Copy out all of the material, matching it word for word.

▶ **DATA TO PROCESS**
------

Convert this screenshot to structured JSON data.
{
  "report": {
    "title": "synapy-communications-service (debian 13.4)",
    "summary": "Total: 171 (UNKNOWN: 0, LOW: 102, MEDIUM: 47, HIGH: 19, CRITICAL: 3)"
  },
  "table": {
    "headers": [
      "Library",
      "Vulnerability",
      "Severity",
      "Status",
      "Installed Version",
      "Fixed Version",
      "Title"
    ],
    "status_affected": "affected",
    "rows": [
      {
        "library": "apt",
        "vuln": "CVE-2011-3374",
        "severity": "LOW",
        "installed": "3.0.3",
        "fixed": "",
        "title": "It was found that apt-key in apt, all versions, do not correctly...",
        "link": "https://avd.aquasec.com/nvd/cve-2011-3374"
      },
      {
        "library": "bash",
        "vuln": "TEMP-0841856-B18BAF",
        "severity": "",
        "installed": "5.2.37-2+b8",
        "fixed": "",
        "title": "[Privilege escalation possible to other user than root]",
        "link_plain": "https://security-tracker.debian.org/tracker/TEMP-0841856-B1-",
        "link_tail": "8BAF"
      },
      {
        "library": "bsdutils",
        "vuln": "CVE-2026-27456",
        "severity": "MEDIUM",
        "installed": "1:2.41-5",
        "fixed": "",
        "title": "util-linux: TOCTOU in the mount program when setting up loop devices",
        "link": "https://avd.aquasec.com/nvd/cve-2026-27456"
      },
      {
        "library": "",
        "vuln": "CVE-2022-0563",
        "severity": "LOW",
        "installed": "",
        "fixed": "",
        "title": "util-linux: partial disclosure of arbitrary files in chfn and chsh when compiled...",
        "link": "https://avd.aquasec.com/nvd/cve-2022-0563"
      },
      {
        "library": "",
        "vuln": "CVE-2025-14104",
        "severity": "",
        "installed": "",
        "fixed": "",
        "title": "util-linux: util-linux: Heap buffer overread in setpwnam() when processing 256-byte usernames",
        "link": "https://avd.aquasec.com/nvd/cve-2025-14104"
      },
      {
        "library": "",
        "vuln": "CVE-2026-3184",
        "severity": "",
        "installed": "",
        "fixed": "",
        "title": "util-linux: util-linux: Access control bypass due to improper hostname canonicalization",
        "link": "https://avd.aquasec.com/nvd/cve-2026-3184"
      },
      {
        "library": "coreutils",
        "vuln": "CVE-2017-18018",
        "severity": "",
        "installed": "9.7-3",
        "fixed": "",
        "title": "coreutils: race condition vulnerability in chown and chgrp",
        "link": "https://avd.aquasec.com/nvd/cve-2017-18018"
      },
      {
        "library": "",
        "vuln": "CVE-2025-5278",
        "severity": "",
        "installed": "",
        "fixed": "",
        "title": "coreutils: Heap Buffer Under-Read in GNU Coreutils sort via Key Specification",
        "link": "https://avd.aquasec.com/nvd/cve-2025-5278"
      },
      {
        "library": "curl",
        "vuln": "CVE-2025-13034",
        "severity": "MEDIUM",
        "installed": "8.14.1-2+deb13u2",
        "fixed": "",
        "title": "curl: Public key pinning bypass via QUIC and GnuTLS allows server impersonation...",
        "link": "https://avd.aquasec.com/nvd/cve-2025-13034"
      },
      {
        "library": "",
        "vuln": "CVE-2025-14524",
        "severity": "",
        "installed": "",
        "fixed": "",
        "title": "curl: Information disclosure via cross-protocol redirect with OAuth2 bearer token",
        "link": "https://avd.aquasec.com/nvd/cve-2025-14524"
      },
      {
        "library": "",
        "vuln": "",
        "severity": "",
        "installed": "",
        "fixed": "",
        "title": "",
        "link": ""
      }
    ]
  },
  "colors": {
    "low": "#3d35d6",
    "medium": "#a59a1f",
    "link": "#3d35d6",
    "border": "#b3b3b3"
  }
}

------

▶ **SOLUTION**
Convert this screenshot to structured JSON data.
{
  "report": {
    "title": "synapy-communications-service (debian 13.4)",
    "summary": "Total: 171 (UNKNOWN: 0, LOW: 102, MEDIUM: 47, HIGH: 19, CRITICAL: 3)"
  },
  "table": {
    "headers": [
      "Library",
      "Vulnerability",
      "Severity",
      "Status",
      "Installed Version",
      "Fixed Version",
      "Title"
    ],
    "status_affected": "affected",
    "rows": [
      {
        "library": "apt",
        "vuln": "CVE-2011-3374",
        "severity": "LOW",
        "installed": "3.0.3",
        "fixed": "",
        "title": "It was found that apt-key in apt, all versions, do not correctly...",
        "link": "https://avd.aquasec.com/nvd/cve-2011-3374"
      },
      {
        "library": "bash",
        "vuln": "TEMP-0841856-B18BAF",
        "severity": "",
        "installed": "5.2.37-2+b8",
        "fixed": "",
        "title": "[Privilege escalation possible to other user than root]",
        "link_plain": "https://security-tracker.debian.org/tracker/TEMP-0841856-B1-",
        "link_tail": "8BAF"
      },
      {
        "library": "bsdutils",
        "vuln": "CVE-2026-27456",
        "severity": "MEDIUM",
        "installed": "1:2.41-5",
        "fixed": "",
        "title": "util-linux: TOCTOU in the mount program when setting up loop devices",
        "link": "https://avd.aquasec.com/nvd/cve-2026-27456"
      },
      {
        "library": "",
        "vuln": "CVE-2022-0563",
        "severity": "LOW",
        "installed": "",
        "fixed": "",
        "title": "util-linux: partial disclosure of arbitrary files in chfn and chsh when compiled...",
        "link": "https://avd.aquasec.com/nvd/cve-2022-0563"
      },
      {
        "library": "",
        "vuln": "CVE-2025-14104",
        "severity": "",
        "installed": "",
        "fixed": "",
        "title": "util-linux: util-linux: Heap buffer overread in setpwnam() when processing 256-byte usernames",
        "link": "https://avd.aquasec.com/nvd/cve-2025-14104"
      },
      {
        "library": "",
        "vuln": "CVE-2026-3184",
        "severity": "",
        "installed": "",
        "fixed": "",
        "title": "util-linux: util-linux: Access control bypass due to improper hostname canonicalization",
        "link": "https://avd.aquasec.com/nvd/cve-2026-3184"
      },
      {
        "library": "coreutils",
        "vuln": "CVE-2017-18018",
        "severity": "",
        "installed": "9.7-3",
        "fixed": "",
        "title": "coreutils: race condition vulnerability in chown and chgrp",
        "link": "https://avd.aquasec.com/nvd/cve-2017-18018"
      },
      {
        "library": "",
        "vuln": "CVE-2025-5278",
        "severity": "",
        "installed": "",
        "fixed": "",
        "title": "coreutils: Heap Buffer Under-Read in GNU Coreutils sort via Key Specification",
        "link": "https://avd.aquasec.com/nvd/cve-2025-5278"
      },
      {
        "library": "curl",
        "vuln": "CVE-2025-13034",
        "severity": "MEDIUM",
        "installed": "8.14.1-2+deb13u2",
        "fixed": "",
        "title": "curl: Public key pinning bypass via QUIC and GnuTLS allows server impersonation...",
        "link": "https://avd.aquasec.com/nvd/cve-2025-13034"
      },
      {
        "library": "",
        "vuln": "CVE-2025-14524",
        "severity": "",
        "installed": "",
        "fixed": "",
        "title": "curl: Information disclosure via cross-protocol redirect with OAuth2 bearer token",
        "link": "https://avd.aquasec.com/nvd/cve-2025-14524"
      },
      {
        "library": "",
        "vuln": "",
        "severity": "",
        "installed": "",
        "fixed": "",
        "title": "",
        "link": ""
      }
    ]
  },
  "colors": {
    "low": "#3d35d6",
    "medium": "#a59a1f",
    "link": "#3d35d6",
    "border": "#b3b3b3"
  }
}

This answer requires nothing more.